*** DATA Section Begins ***

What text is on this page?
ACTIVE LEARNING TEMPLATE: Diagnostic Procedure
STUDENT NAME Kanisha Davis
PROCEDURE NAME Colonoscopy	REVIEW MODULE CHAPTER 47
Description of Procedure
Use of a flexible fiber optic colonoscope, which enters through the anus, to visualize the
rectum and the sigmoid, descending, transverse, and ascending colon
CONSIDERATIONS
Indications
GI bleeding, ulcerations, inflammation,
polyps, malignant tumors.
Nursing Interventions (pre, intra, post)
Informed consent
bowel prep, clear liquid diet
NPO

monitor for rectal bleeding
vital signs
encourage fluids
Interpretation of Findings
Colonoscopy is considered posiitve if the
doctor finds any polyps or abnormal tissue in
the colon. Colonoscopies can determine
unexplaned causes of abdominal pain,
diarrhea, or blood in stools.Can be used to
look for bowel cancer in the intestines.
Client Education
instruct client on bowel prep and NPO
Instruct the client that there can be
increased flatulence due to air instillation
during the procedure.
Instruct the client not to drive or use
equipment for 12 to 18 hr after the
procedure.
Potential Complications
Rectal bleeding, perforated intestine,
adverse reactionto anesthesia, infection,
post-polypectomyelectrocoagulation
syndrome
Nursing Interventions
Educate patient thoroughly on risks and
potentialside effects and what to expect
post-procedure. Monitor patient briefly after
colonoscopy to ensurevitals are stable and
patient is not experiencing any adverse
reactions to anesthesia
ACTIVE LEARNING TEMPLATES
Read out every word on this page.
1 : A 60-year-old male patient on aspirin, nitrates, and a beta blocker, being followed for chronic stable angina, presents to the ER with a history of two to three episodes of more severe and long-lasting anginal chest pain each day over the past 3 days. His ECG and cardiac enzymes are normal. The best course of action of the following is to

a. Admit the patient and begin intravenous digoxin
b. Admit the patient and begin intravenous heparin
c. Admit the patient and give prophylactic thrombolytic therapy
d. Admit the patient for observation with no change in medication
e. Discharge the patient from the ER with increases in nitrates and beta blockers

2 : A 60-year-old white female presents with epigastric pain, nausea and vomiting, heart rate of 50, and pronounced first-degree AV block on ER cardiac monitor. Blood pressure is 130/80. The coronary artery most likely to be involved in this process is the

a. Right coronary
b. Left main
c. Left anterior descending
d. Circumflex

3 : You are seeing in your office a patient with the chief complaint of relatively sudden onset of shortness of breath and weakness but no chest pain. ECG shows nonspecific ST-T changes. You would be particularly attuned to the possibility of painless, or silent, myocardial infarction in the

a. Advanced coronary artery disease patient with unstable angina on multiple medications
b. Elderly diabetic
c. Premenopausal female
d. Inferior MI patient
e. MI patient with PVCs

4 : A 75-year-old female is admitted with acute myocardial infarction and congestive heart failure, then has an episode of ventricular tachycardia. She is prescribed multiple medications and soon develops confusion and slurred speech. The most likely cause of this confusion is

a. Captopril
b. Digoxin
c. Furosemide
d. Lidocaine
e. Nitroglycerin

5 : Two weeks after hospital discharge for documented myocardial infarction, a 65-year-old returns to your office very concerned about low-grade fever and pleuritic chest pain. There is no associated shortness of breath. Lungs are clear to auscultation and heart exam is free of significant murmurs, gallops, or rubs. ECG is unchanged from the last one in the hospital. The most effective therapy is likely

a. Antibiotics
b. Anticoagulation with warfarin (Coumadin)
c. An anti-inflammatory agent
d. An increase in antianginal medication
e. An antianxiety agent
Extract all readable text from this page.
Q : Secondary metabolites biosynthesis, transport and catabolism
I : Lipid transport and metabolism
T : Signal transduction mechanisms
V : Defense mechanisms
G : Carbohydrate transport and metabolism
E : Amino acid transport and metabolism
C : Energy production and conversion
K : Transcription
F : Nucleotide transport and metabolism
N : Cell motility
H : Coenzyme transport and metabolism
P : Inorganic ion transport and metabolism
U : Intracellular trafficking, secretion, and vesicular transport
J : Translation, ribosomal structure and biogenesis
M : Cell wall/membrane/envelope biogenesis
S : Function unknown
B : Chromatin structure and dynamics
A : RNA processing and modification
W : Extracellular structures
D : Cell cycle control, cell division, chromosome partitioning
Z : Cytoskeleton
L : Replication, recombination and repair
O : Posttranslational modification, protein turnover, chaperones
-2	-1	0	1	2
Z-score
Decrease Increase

*** DATA Section Ends ***

• [TASK DIRECTIONS] Reproduce each line above exactly.

• [YOUR SOLUTION]
What text is on this page?
ACTIVE LEARNING TEMPLATE: Diagnostic Procedure
STUDENT NAME Kanisha Davis
PROCEDURE NAME Colonoscopy	REVIEW MODULE CHAPTER 47
Description of Procedure
Use of a flexible fiber optic colonoscope, which enters through the anus, to visualize the
rectum and the sigmoid, descending, transverse, and ascending colon
CONSIDERATIONS
Indications
GI bleeding, ulcerations, inflammation,
polyps, malignant tumors.
Nursing Interventions (pre, intra, post)
Informed consent
bowel prep, clear liquid diet
NPO

monitor for rectal bleeding
vital signs
encourage fluids
Interpretation of Findings
Colonoscopy is considered posiitve if the
doctor finds any polyps or abnormal tissue in
the colon. Colonoscopies can determine
unexplaned causes of abdominal pain,
diarrhea, or blood in stools.Can be used to
look for bowel cancer in the intestines.
Client Education
instruct client on bowel prep and NPO
Instruct the client that there can be
increased flatulence due to air instillation
during the procedure.
Instruct the client not to drive or use
equipment for 12 to 18 hr after the
procedure.
Potential Complications
Rectal bleeding, perforated intestine,
adverse reactionto anesthesia, infection,
post-polypectomyelectrocoagulation
syndrome
Nursing Interventions
Educate patient thoroughly on risks and
potentialside effects and what to expect
post-procedure. Monitor patient briefly after
colonoscopy to ensurevitals are stable and
patient is not experiencing any adverse
reactions to anesthesia
ACTIVE LEARNING TEMPLATES
Read out every word on this page.
1 : A 60-year-old male patient on aspirin, nitrates, and a beta blocker, being followed for chronic stable angina, presents to the ER with a history of two to three episodes of more severe and long-lasting anginal chest pain each day over the past 3 days. His ECG and cardiac enzymes are normal. The best course of action of the following is to

a. Admit the patient and begin intravenous digoxin
b. Admit the patient and begin intravenous heparin
c. Admit the patient and give prophylactic thrombolytic therapy
d. Admit the patient for observation with no change in medication
e. Discharge the patient from the ER with increases in nitrates and beta blockers

2 : A 60-year-old white female presents with epigastric pain, nausea and vomiting, heart rate of 50, and pronounced first-degree AV block on ER cardiac monitor. Blood pressure is 130/80. The coronary artery most likely to be involved in this process is the

a. Right coronary
b. Left main
c. Left anterior descending
d. Circumflex

3 : You are seeing in your office a patient with the chief complaint of relatively sudden onset of shortness of breath and weakness but no chest pain. ECG shows nonspecific ST-T changes. You would be particularly attuned to the possibility of painless, or silent, myocardial infarction in the

a. Advanced coronary artery disease patient with unstable angina on multiple medications
b. Elderly diabetic
c. Premenopausal female
d. Inferior MI patient
e. MI patient with PVCs

4 : A 75-year-old female is admitted with acute myocardial infarction and congestive heart failure, then has an episode of ventricular tachycardia. She is prescribed multiple medications and soon develops confusion and slurred speech. The most likely cause of this confusion is

a. Captopril
b. Digoxin
c. Furosemide
d. Lidocaine
e. Nitroglycerin

5 : Two weeks after hospital discharge for documented myocardial infarction, a 65-year-old returns to your office very concerned about low-grade fever and pleuritic chest pain. There is no associated shortness of breath. Lungs are clear to auscultation and heart exam is free of significant murmurs, gallops, or rubs. ECG is unchanged from the last one in the hospital. The most effective therapy is likely

a. Antibiotics
b. Anticoagulation with warfarin (Coumadin)
c. An anti-inflammatory agent
d. An increase in antianginal medication
e. An antianxiety agent
Extract all readable text from this page.
Q : Secondary metabolites biosynthesis, transport and catabolism
I : Lipid transport and metabolism
T : Signal transduction mechanisms
V : Defense mechanisms
G : Carbohydrate transport and metabolism
E : Amino acid transport and metabolism
C : Energy production and conversion
K : Transcription
F : Nucleotide transport and metabolism
N : Cell motility
H : Coenzyme transport and metabolism
P : Inorganic ion transport and metabolism
U : Intracellular trafficking, secretion, and vesicular transport
J : Translation, ribosomal structure and biogenesis
M : Cell wall/membrane/envelope biogenesis
S : Function unknown
B : Chromatin structure and dynamics
A : RNA processing and modification
W : Extracellular structures
D : Cell cycle control, cell division, chromosome partitioning
Z : Cytoskeleton
L : Replication, recombination and repair
O : Posttranslational modification, protein turnover, chaperones
-2	-1	0	1	2
Z-score
Decrease Increase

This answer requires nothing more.